§ WRITTEN TASK
Type every record exactly as it appears.

* Start *

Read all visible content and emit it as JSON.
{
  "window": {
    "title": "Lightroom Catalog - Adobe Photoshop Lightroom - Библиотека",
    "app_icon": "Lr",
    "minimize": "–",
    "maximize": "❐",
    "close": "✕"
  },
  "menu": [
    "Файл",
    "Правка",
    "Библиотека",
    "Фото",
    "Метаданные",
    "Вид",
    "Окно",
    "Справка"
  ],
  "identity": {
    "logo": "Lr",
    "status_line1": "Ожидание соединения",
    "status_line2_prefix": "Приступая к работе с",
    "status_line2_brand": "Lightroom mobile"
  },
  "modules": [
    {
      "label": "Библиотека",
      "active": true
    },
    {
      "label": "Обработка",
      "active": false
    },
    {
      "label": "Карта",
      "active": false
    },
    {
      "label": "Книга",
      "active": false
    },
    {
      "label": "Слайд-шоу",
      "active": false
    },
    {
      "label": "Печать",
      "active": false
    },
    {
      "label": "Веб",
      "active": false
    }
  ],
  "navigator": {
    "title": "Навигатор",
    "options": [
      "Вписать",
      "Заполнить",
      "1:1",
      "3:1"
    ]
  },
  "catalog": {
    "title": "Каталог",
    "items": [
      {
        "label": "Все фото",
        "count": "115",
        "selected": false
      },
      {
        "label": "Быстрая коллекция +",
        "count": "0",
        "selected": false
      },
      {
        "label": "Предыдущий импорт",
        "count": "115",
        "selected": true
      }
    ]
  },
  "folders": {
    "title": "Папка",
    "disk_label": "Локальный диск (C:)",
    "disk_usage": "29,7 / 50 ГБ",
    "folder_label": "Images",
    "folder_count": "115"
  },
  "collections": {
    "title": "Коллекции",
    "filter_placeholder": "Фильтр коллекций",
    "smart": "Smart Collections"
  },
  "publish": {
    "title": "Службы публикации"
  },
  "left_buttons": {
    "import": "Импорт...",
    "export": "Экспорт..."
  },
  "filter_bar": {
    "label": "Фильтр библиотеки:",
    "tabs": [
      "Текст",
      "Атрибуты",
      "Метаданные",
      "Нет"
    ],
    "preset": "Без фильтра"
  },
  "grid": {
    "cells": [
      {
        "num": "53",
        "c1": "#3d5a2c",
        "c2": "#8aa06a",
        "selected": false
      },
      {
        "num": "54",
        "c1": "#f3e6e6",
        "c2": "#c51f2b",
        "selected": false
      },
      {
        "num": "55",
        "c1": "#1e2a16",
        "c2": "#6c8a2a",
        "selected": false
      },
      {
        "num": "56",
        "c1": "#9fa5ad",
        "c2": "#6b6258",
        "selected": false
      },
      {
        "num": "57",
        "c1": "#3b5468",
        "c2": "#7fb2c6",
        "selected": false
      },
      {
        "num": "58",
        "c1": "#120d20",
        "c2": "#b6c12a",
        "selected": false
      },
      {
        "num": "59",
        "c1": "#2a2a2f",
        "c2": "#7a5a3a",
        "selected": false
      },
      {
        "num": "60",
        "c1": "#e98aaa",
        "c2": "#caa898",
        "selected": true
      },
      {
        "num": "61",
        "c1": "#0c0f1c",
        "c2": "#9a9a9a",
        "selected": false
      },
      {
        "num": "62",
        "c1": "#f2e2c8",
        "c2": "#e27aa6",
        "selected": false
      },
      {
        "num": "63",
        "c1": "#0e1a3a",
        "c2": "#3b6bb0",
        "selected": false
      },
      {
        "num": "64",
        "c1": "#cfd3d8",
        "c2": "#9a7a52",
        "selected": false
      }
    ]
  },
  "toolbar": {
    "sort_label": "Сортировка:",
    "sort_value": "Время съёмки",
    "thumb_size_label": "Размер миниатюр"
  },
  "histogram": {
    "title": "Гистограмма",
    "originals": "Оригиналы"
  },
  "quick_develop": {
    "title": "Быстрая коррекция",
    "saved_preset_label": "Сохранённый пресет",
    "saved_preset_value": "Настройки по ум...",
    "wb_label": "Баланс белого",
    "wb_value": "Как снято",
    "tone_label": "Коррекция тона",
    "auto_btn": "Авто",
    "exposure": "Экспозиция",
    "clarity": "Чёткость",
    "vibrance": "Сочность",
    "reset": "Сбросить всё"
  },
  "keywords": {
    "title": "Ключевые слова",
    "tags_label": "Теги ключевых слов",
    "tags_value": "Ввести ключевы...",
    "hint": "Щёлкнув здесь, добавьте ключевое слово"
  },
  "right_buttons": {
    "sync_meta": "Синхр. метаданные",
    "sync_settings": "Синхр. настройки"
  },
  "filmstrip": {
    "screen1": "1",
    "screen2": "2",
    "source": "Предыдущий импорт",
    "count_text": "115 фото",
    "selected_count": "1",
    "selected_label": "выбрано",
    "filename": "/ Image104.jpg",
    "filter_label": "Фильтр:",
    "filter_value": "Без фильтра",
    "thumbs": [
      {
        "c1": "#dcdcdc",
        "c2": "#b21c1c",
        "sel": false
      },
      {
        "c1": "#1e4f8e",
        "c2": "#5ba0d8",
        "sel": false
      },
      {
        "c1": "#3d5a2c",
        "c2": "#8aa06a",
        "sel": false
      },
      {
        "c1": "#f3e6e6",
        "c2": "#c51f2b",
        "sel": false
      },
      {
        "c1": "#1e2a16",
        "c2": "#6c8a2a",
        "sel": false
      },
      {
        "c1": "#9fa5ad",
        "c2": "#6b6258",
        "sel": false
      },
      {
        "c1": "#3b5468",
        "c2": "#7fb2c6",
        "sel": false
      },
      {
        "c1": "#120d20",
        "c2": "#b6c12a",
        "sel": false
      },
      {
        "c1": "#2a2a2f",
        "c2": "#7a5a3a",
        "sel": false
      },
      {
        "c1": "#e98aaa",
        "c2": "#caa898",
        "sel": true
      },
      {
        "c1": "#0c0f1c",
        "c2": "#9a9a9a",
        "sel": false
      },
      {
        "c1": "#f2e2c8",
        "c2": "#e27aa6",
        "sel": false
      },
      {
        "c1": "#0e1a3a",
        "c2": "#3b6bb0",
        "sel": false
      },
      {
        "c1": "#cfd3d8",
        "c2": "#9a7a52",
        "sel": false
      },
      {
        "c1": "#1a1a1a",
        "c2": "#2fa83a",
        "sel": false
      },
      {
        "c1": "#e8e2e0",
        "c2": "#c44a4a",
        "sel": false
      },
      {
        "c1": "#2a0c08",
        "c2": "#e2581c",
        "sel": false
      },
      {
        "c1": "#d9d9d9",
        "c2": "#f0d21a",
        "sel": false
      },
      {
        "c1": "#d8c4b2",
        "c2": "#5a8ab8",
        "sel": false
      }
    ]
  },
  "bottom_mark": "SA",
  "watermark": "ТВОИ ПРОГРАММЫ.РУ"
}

* End *

§ EXPECTED ANSWER
Read all visible content and emit it as JSON.
{
  "window": {
    "title": "Lightroom Catalog - Adobe Photoshop Lightroom - Библиотека",
    "app_icon": "Lr",
    "minimize": "–",
    "maximize": "❐",
    "close": "✕"
  },
  "menu": [
    "Файл",
    "Правка",
    "Библиотека",
    "Фото",
    "Метаданные",
    "Вид",
    "Окно",
    "Справка"
  ],
  "identity": {
    "logo": "Lr",
    "status_line1": "Ожидание соединения",
    "status_line2_prefix": "Приступая к работе с",
    "status_line2_brand": "Lightroom mobile"
  },
  "modules": [
    {
      "label": "Библиотека",
      "active": true
    },
    {
      "label": "Обработка",
      "active": false
    },
    {
      "label": "Карта",
      "active": false
    },
    {
      "label": "Книга",
      "active": false
    },
    {
      "label": "Слайд-шоу",
      "active": false
    },
    {
      "label": "Печать",
      "active": false
    },
    {
      "label": "Веб",
      "active": false
    }
  ],
  "navigator": {
    "title": "Навигатор",
    "options": [
      "Вписать",
      "Заполнить",
      "1:1",
      "3:1"
    ]
  },
  "catalog": {
    "title": "Каталог",
    "items": [
      {
        "label": "Все фото",
        "count": "115",
        "selected": false
      },
      {
        "label": "Быстрая коллекция +",
        "count": "0",
        "selected": false
      },
      {
        "label": "Предыдущий импорт",
        "count": "115",
        "selected": true
      }
    ]
  },
  "folders": {
    "title": "Папка",
    "disk_label": "Локальный диск (C:)",
    "disk_usage": "29,7 / 50 ГБ",
    "folder_label": "Images",
    "folder_count": "115"
  },
  "collections": {
    "title": "Коллекции",
    "filter_placeholder": "Фильтр коллекций",
    "smart": "Smart Collections"
  },
  "publish": {
    "title": "Службы публикации"
  },
  "left_buttons": {
    "import": "Импорт...",
    "export": "Экспорт..."
  },
  "filter_bar": {
    "label": "Фильтр библиотеки:",
    "tabs": [
      "Текст",
      "Атрибуты",
      "Метаданные",
      "Нет"
    ],
    "preset": "Без фильтра"
  },
  "grid": {
    "cells": [
      {
        "num": "53",
        "c1": "#3d5a2c",
        "c2": "#8aa06a",
        "selected": false
      },
      {
        "num": "54",
        "c1": "#f3e6e6",
        "c2": "#c51f2b",
        "selected": false
      },
      {
        "num": "55",
        "c1": "#1e2a16",
        "c2": "#6c8a2a",
        "selected": false
      },
      {
        "num": "56",
        "c1": "#9fa5ad",
        "c2": "#6b6258",
        "selected": false
      },
      {
        "num": "57",
        "c1": "#3b5468",
        "c2": "#7fb2c6",
        "selected": false
      },
      {
        "num": "58",
        "c1": "#120d20",
        "c2": "#b6c12a",
        "selected": false
      },
      {
        "num": "59",
        "c1": "#2a2a2f",
        "c2": "#7a5a3a",
        "selected": false
      },
      {
        "num": "60",
        "c1": "#e98aaa",
        "c2": "#caa898",
        "selected": true
      },
      {
        "num": "61",
        "c1": "#0c0f1c",
        "c2": "#9a9a9a",
        "selected": false
      },
      {
        "num": "62",
        "c1": "#f2e2c8",
        "c2": "#e27aa6",
        "selected": false
      },
      {
        "num": "63",
        "c1": "#0e1a3a",
        "c2": "#3b6bb0",
        "selected": false
      },
      {
        "num": "64",
        "c1": "#cfd3d8",
        "c2": "#9a7a52",
        "selected": false
      }
    ]
  },
  "toolbar": {
    "sort_label": "Сортировка:",
    "sort_value": "Время съёмки",
    "thumb_size_label": "Размер миниатюр"
  },
  "histogram": {
    "title": "Гистограмма",
    "originals": "Оригиналы"
  },
  "quick_develop": {
    "title": "Быстрая коррекция",
    "saved_preset_label": "Сохранённый пресет",
    "saved_preset_value": "Настройки по ум...",
    "wb_label": "Баланс белого",
    "wb_value": "Как снято",
    "tone_label": "Коррекция тона",
    "auto_btn": "Авто",
    "exposure": "Экспозиция",
    "clarity": "Чёткость",
    "vibrance": "Сочность",
    "reset": "Сбросить всё"
  },
  "keywords": {
    "title": "Ключевые слова",
    "tags_label": "Теги ключевых слов",
    "tags_value": "Ввести ключевы...",
    "hint": "Щёлкнув здесь, добавьте ключевое слово"
  },
  "right_buttons": {
    "sync_meta": "Синхр. метаданные",
    "sync_settings": "Синхр. настройки"
  },
  "filmstrip": {
    "screen1": "1",
    "screen2": "2",
    "source": "Предыдущий импорт",
    "count_text": "115 фото",
    "selected_count": "1",
    "selected_label": "выбрано",
    "filename": "/ Image104.jpg",
    "filter_label": "Фильтр:",
    "filter_value": "Без фильтра",
    "thumbs": [
      {
        "c1": "#dcdcdc",
        "c2": "#b21c1c",
        "sel": false
      },
      {
        "c1": "#1e4f8e",
        "c2": "#5ba0d8",
        "sel": false
      },
      {
        "c1": "#3d5a2c",
        "c2": "#8aa06a",
        "sel": false
      },
      {
        "c1": "#f3e6e6",
        "c2": "#c51f2b",
        "sel": false
      },
      {
        "c1": "#1e2a16",
        "c2": "#6c8a2a",
        "sel": false
      },
      {
        "c1": "#9fa5ad",
        "c2": "#6b6258",
        "sel": false
      },
      {
        "c1": "#3b5468",
        "c2": "#7fb2c6",
        "sel": false
      },
      {
        "c1": "#120d20",
        "c2": "#b6c12a",
        "sel": false
      },
      {
        "c1": "#2a2a2f",
        "c2": "#7a5a3a",
        "sel": false
      },
      {
        "c1": "#e98aaa",
        "c2": "#caa898",
        "sel": true
      },
      {
        "c1": "#0c0f1c",
        "c2": "#9a9a9a",
        "sel": false
      },
      {
        "c1": "#f2e2c8",
        "c2": "#e27aa6",
        "sel": false
      },
      {
        "c1": "#0e1a3a",
        "c2": "#3b6bb0",
        "sel": false
      },
      {
        "c1": "#cfd3d8",
        "c2": "#9a7a52",
        "sel": false
      },
      {
        "c1": "#1a1a1a",
        "c2": "#2fa83a",
        "sel": false
      },
      {
        "c1": "#e8e2e0",
        "c2": "#c44a4a",
        "sel": false
      },
      {
        "c1": "#2a0c08",
        "c2": "#e2581c",
        "sel": false
      },
      {
        "c1": "#d9d9d9",
        "c2": "#f0d21a",
        "sel": false
      },
      {
        "c1": "#d8c4b2",
        "c2": "#5a8ab8",
        "sel": false
      }
    ]
  },
  "bottom_mark": "SA",
  "watermark": "ТВОИ ПРОГРАММЫ.РУ"
}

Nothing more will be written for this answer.